# start of TASK DATA

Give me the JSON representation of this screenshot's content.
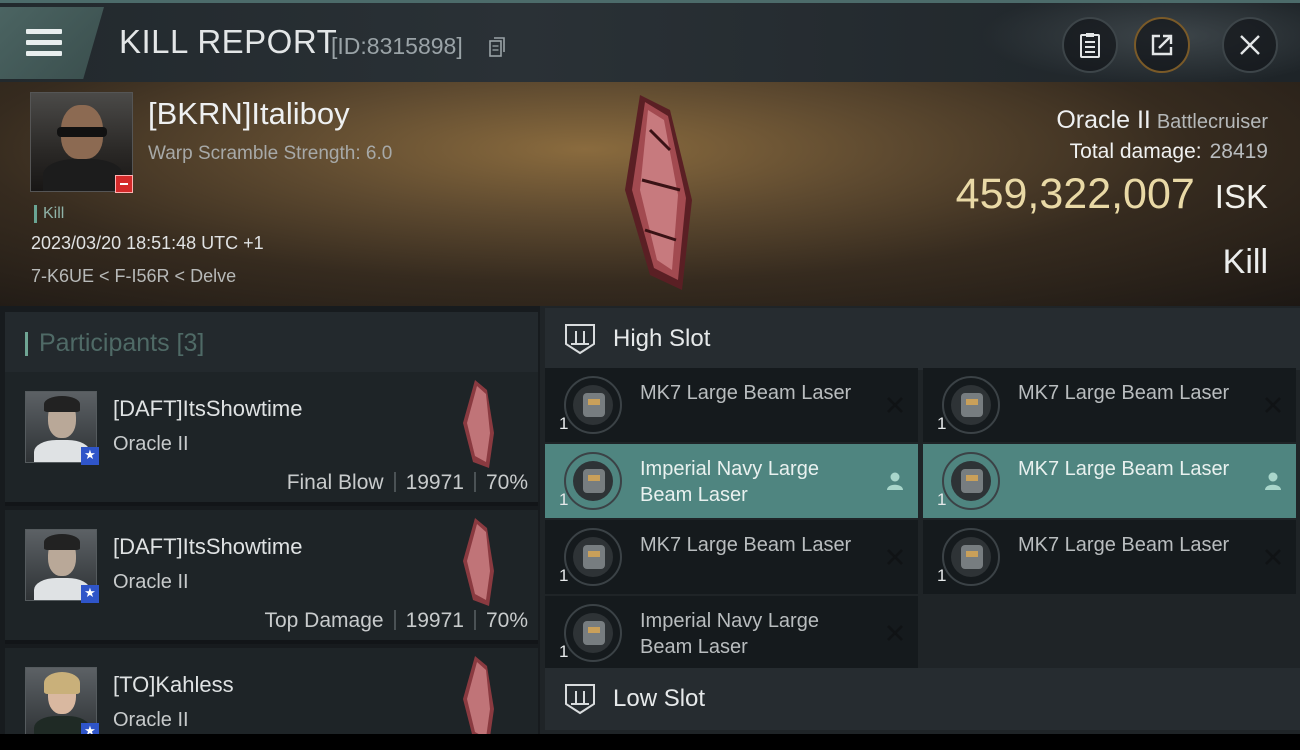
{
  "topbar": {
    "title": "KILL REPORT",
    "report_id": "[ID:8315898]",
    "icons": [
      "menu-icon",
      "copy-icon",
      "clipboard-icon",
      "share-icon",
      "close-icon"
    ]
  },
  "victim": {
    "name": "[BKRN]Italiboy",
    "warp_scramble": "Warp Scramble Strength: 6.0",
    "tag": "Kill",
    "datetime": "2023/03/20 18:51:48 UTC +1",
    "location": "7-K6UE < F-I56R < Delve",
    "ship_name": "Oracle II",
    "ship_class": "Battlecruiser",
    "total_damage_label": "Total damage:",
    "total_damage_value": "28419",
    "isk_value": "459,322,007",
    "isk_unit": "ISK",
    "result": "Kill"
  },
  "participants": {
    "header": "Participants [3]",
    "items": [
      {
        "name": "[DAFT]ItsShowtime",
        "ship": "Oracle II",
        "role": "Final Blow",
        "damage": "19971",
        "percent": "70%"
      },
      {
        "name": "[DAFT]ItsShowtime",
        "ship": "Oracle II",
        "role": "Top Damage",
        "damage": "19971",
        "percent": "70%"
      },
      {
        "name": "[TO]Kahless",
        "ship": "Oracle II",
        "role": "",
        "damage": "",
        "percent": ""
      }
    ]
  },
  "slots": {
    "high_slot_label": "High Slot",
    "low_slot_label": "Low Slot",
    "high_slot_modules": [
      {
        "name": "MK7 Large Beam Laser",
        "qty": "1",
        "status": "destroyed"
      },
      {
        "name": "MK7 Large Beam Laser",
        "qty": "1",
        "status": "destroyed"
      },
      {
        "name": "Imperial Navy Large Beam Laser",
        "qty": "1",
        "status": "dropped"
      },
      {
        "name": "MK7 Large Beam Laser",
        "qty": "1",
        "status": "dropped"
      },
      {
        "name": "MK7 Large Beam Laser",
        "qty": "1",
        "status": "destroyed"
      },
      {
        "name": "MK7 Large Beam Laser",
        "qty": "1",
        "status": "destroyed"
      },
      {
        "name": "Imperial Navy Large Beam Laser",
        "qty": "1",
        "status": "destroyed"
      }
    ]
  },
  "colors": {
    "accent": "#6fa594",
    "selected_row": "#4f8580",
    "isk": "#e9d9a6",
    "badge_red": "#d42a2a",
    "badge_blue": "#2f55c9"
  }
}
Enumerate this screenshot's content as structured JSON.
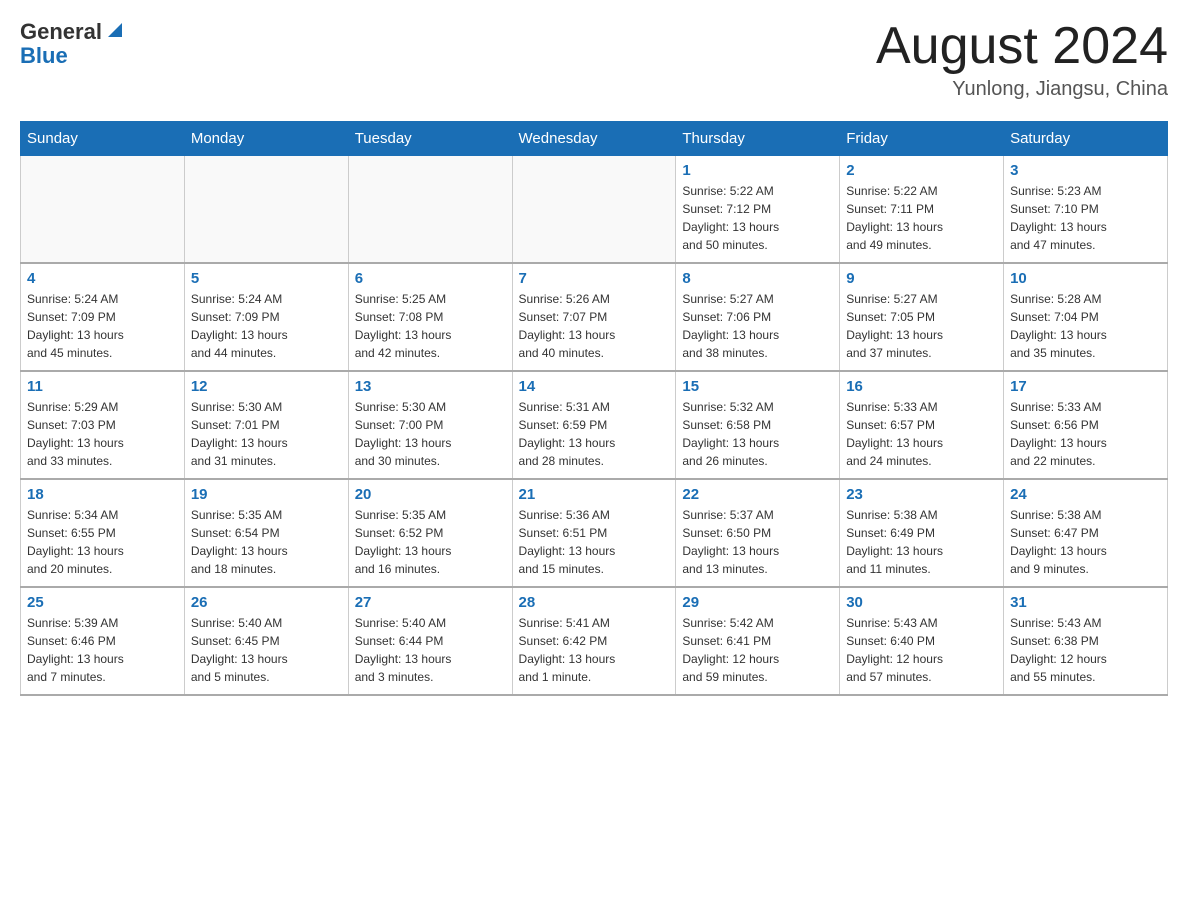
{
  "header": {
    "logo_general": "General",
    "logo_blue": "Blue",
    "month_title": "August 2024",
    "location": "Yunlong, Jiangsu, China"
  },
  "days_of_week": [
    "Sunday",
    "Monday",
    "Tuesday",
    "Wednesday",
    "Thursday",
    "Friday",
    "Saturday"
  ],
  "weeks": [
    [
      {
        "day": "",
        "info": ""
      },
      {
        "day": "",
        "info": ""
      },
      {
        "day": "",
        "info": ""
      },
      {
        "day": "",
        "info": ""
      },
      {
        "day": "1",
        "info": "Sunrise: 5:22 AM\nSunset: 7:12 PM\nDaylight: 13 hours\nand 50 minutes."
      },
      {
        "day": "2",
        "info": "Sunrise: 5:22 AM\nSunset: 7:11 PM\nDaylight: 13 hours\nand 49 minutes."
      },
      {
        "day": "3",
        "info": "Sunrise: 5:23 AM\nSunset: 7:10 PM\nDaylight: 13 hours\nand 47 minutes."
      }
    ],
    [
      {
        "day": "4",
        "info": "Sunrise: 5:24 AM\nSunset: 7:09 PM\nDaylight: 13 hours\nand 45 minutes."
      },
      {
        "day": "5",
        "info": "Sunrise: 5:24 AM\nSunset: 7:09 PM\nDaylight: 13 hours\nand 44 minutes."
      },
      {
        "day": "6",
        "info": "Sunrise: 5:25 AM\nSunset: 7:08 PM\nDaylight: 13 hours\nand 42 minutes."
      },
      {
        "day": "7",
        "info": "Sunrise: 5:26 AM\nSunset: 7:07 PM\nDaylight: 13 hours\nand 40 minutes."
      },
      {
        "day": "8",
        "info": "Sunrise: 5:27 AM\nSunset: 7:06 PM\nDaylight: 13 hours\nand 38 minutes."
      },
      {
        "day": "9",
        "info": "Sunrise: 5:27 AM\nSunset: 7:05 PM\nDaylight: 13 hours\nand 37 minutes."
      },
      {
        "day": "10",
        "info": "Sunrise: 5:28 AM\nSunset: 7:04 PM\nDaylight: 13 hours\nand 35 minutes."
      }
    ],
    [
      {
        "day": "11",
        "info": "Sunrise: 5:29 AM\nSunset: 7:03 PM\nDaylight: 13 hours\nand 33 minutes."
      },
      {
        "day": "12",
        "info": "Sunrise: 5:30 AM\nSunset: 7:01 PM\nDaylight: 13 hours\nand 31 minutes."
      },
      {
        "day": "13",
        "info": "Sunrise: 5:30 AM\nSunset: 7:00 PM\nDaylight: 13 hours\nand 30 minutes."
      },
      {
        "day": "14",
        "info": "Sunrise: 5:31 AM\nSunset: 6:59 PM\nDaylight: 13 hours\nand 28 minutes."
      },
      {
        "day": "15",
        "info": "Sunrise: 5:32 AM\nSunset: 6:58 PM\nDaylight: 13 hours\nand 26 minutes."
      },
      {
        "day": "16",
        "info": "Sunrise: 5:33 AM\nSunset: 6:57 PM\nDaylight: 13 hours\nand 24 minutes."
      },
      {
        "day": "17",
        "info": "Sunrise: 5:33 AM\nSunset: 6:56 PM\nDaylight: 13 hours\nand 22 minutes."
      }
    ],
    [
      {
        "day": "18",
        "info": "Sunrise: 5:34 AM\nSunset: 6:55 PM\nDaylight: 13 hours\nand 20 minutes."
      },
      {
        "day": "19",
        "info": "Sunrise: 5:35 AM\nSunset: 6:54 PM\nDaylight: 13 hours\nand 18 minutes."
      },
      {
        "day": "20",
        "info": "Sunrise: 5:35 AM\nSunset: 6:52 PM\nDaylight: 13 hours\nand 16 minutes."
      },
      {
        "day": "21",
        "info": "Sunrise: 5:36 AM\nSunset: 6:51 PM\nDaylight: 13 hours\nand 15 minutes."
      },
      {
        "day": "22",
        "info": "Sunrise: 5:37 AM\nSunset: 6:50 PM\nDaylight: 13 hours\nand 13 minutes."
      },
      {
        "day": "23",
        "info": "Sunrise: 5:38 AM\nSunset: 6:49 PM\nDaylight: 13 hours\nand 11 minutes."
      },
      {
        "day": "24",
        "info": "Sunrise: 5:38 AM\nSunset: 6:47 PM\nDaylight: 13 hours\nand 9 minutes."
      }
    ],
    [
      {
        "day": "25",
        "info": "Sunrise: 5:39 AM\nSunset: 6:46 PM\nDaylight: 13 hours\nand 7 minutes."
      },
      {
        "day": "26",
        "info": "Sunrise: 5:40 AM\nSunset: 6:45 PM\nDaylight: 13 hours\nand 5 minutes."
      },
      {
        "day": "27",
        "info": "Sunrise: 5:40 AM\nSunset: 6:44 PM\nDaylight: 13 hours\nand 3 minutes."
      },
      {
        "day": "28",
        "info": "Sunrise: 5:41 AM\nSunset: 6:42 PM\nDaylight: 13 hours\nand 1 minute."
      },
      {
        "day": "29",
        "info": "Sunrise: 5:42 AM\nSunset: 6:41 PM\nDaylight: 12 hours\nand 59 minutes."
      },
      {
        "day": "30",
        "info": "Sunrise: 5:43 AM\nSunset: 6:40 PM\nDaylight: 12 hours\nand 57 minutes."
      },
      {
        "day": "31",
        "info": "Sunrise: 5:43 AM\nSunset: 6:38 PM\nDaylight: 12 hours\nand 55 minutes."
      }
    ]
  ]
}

# end of TASK DATA

PROBLEM REQUIREMENTS –
Repeat the records above exactly, leaving out any pictures they contain.

RESPONSE TO THIS EXERCISE –
Give me the JSON representation of this screenshot's content.
{
  "topbar": {
    "title": "KILL REPORT",
    "report_id": "[ID:8315898]",
    "icons": [
      "menu-icon",
      "copy-icon",
      "clipboard-icon",
      "share-icon",
      "close-icon"
    ]
  },
  "victim": {
    "name": "[BKRN]Italiboy",
    "warp_scramble": "Warp Scramble Strength: 6.0",
    "tag": "Kill",
    "datetime": "2023/03/20 18:51:48 UTC +1",
    "location": "7-K6UE < F-I56R < Delve",
    "ship_name": "Oracle II",
    "ship_class": "Battlecruiser",
    "total_damage_label": "Total damage:",
    "total_damage_value": "28419",
    "isk_value": "459,322,007",
    "isk_unit": "ISK",
    "result": "Kill"
  },
  "participants": {
    "header": "Participants [3]",
    "items": [
      {
        "name": "[DAFT]ItsShowtime",
        "ship": "Oracle II",
        "role": "Final Blow",
        "damage": "19971",
        "percent": "70%"
      },
      {
        "name": "[DAFT]ItsShowtime",
        "ship": "Oracle II",
        "role": "Top Damage",
        "damage": "19971",
        "percent": "70%"
      },
      {
        "name": "[TO]Kahless",
        "ship": "Oracle II",
        "role": "",
        "damage": "",
        "percent": ""
      }
    ]
  },
  "slots": {
    "high_slot_label": "High Slot",
    "low_slot_label": "Low Slot",
    "high_slot_modules": [
      {
        "name": "MK7 Large Beam Laser",
        "qty": "1",
        "status": "destroyed"
      },
      {
        "name": "MK7 Large Beam Laser",
        "qty": "1",
        "status": "destroyed"
      },
      {
        "name": "Imperial Navy Large Beam Laser",
        "qty": "1",
        "status": "dropped"
      },
      {
        "name": "MK7 Large Beam Laser",
        "qty": "1",
        "status": "dropped"
      },
      {
        "name": "MK7 Large Beam Laser",
        "qty": "1",
        "status": "destroyed"
      },
      {
        "name": "MK7 Large Beam Laser",
        "qty": "1",
        "status": "destroyed"
      },
      {
        "name": "Imperial Navy Large Beam Laser",
        "qty": "1",
        "status": "destroyed"
      }
    ]
  },
  "colors": {
    "accent": "#6fa594",
    "selected_row": "#4f8580",
    "isk": "#e9d9a6",
    "badge_red": "#d42a2a",
    "badge_blue": "#2f55c9"
  }
}
Enumerate this screenshot's content as structured JSON.
{
  "header": {
    "logo_general": "General",
    "logo_blue": "Blue",
    "month_title": "August 2024",
    "location": "Yunlong, Jiangsu, China"
  },
  "days_of_week": [
    "Sunday",
    "Monday",
    "Tuesday",
    "Wednesday",
    "Thursday",
    "Friday",
    "Saturday"
  ],
  "weeks": [
    [
      {
        "day": "",
        "info": ""
      },
      {
        "day": "",
        "info": ""
      },
      {
        "day": "",
        "info": ""
      },
      {
        "day": "",
        "info": ""
      },
      {
        "day": "1",
        "info": "Sunrise: 5:22 AM\nSunset: 7:12 PM\nDaylight: 13 hours\nand 50 minutes."
      },
      {
        "day": "2",
        "info": "Sunrise: 5:22 AM\nSunset: 7:11 PM\nDaylight: 13 hours\nand 49 minutes."
      },
      {
        "day": "3",
        "info": "Sunrise: 5:23 AM\nSunset: 7:10 PM\nDaylight: 13 hours\nand 47 minutes."
      }
    ],
    [
      {
        "day": "4",
        "info": "Sunrise: 5:24 AM\nSunset: 7:09 PM\nDaylight: 13 hours\nand 45 minutes."
      },
      {
        "day": "5",
        "info": "Sunrise: 5:24 AM\nSunset: 7:09 PM\nDaylight: 13 hours\nand 44 minutes."
      },
      {
        "day": "6",
        "info": "Sunrise: 5:25 AM\nSunset: 7:08 PM\nDaylight: 13 hours\nand 42 minutes."
      },
      {
        "day": "7",
        "info": "Sunrise: 5:26 AM\nSunset: 7:07 PM\nDaylight: 13 hours\nand 40 minutes."
      },
      {
        "day": "8",
        "info": "Sunrise: 5:27 AM\nSunset: 7:06 PM\nDaylight: 13 hours\nand 38 minutes."
      },
      {
        "day": "9",
        "info": "Sunrise: 5:27 AM\nSunset: 7:05 PM\nDaylight: 13 hours\nand 37 minutes."
      },
      {
        "day": "10",
        "info": "Sunrise: 5:28 AM\nSunset: 7:04 PM\nDaylight: 13 hours\nand 35 minutes."
      }
    ],
    [
      {
        "day": "11",
        "info": "Sunrise: 5:29 AM\nSunset: 7:03 PM\nDaylight: 13 hours\nand 33 minutes."
      },
      {
        "day": "12",
        "info": "Sunrise: 5:30 AM\nSunset: 7:01 PM\nDaylight: 13 hours\nand 31 minutes."
      },
      {
        "day": "13",
        "info": "Sunrise: 5:30 AM\nSunset: 7:00 PM\nDaylight: 13 hours\nand 30 minutes."
      },
      {
        "day": "14",
        "info": "Sunrise: 5:31 AM\nSunset: 6:59 PM\nDaylight: 13 hours\nand 28 minutes."
      },
      {
        "day": "15",
        "info": "Sunrise: 5:32 AM\nSunset: 6:58 PM\nDaylight: 13 hours\nand 26 minutes."
      },
      {
        "day": "16",
        "info": "Sunrise: 5:33 AM\nSunset: 6:57 PM\nDaylight: 13 hours\nand 24 minutes."
      },
      {
        "day": "17",
        "info": "Sunrise: 5:33 AM\nSunset: 6:56 PM\nDaylight: 13 hours\nand 22 minutes."
      }
    ],
    [
      {
        "day": "18",
        "info": "Sunrise: 5:34 AM\nSunset: 6:55 PM\nDaylight: 13 hours\nand 20 minutes."
      },
      {
        "day": "19",
        "info": "Sunrise: 5:35 AM\nSunset: 6:54 PM\nDaylight: 13 hours\nand 18 minutes."
      },
      {
        "day": "20",
        "info": "Sunrise: 5:35 AM\nSunset: 6:52 PM\nDaylight: 13 hours\nand 16 minutes."
      },
      {
        "day": "21",
        "info": "Sunrise: 5:36 AM\nSunset: 6:51 PM\nDaylight: 13 hours\nand 15 minutes."
      },
      {
        "day": "22",
        "info": "Sunrise: 5:37 AM\nSunset: 6:50 PM\nDaylight: 13 hours\nand 13 minutes."
      },
      {
        "day": "23",
        "info": "Sunrise: 5:38 AM\nSunset: 6:49 PM\nDaylight: 13 hours\nand 11 minutes."
      },
      {
        "day": "24",
        "info": "Sunrise: 5:38 AM\nSunset: 6:47 PM\nDaylight: 13 hours\nand 9 minutes."
      }
    ],
    [
      {
        "day": "25",
        "info": "Sunrise: 5:39 AM\nSunset: 6:46 PM\nDaylight: 13 hours\nand 7 minutes."
      },
      {
        "day": "26",
        "info": "Sunrise: 5:40 AM\nSunset: 6:45 PM\nDaylight: 13 hours\nand 5 minutes."
      },
      {
        "day": "27",
        "info": "Sunrise: 5:40 AM\nSunset: 6:44 PM\nDaylight: 13 hours\nand 3 minutes."
      },
      {
        "day": "28",
        "info": "Sunrise: 5:41 AM\nSunset: 6:42 PM\nDaylight: 13 hours\nand 1 minute."
      },
      {
        "day": "29",
        "info": "Sunrise: 5:42 AM\nSunset: 6:41 PM\nDaylight: 12 hours\nand 59 minutes."
      },
      {
        "day": "30",
        "info": "Sunrise: 5:43 AM\nSunset: 6:40 PM\nDaylight: 12 hours\nand 57 minutes."
      },
      {
        "day": "31",
        "info": "Sunrise: 5:43 AM\nSunset: 6:38 PM\nDaylight: 12 hours\nand 55 minutes."
      }
    ]
  ]
}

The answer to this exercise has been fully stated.